== WHAT YOU HAVE TO DO ==
Repeat exactly the lines from the line containing "Give me a plain-text" through the last line of the records below, inclusive, and nothing else.

(Recorded data)
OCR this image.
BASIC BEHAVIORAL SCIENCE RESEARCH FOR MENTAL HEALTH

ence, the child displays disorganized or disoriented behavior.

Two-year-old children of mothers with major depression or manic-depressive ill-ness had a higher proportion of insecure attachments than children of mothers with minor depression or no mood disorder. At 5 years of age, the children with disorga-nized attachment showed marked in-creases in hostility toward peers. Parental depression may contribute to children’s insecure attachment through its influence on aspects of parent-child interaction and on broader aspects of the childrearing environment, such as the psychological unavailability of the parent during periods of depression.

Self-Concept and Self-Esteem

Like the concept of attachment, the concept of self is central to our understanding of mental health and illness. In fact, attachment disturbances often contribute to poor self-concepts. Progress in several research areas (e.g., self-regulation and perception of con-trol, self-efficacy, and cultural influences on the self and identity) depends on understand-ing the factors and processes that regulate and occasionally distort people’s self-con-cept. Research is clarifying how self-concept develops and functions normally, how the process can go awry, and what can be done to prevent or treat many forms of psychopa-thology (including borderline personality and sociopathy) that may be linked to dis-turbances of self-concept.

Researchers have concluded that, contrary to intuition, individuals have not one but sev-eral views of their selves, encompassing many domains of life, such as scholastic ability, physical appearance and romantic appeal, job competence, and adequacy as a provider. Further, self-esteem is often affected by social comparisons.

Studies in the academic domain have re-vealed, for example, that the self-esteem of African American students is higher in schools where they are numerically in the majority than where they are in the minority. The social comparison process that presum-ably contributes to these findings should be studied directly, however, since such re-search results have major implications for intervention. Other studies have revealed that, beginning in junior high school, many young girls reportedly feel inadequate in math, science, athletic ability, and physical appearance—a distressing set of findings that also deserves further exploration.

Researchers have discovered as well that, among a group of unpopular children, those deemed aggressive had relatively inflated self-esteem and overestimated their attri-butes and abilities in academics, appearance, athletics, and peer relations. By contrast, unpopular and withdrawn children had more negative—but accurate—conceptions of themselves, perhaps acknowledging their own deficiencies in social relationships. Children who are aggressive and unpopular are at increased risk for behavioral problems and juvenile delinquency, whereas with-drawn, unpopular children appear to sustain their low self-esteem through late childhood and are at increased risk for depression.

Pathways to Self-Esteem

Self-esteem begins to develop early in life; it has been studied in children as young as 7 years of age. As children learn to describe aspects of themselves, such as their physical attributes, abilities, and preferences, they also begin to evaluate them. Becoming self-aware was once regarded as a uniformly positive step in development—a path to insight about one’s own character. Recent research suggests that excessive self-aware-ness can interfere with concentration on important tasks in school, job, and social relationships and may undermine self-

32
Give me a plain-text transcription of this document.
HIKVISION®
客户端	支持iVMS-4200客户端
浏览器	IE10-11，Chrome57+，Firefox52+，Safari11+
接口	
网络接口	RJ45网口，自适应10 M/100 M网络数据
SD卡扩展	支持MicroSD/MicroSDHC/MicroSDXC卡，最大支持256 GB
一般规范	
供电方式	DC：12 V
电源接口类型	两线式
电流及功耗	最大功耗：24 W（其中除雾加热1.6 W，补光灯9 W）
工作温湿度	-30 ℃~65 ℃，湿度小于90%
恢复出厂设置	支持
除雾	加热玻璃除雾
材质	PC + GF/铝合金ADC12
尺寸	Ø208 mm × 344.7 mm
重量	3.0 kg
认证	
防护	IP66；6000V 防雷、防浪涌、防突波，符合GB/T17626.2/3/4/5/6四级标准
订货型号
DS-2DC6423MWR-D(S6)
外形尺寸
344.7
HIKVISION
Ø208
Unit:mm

== ANSWER IN FULL ==
Give me a plain-text transcription of this document.
HIKVISION®
客户端	支持iVMS-4200客户端
浏览器	IE10-11，Chrome57+，Firefox52+，Safari11+
接口	
网络接口	RJ45网口，自适应10 M/100 M网络数据
SD卡扩展	支持MicroSD/MicroSDHC/MicroSDXC卡，最大支持256 GB
一般规范	
供电方式	DC：12 V
电源接口类型	两线式
电流及功耗	最大功耗：24 W（其中除雾加热1.6 W，补光灯9 W）
工作温湿度	-30 ℃~65 ℃，湿度小于90%
恢复出厂设置	支持
除雾	加热玻璃除雾
材质	PC + GF/铝合金ADC12
尺寸	Ø208 mm × 344.7 mm
重量	3.0 kg
认证	
防护	IP66；6000V 防雷、防浪涌、防突波，符合GB/T17626.2/3/4/5/6四级标准
订货型号
DS-2DC6423MWR-D(S6)
外形尺寸
344.7
HIKVISION
Ø208
Unit:mm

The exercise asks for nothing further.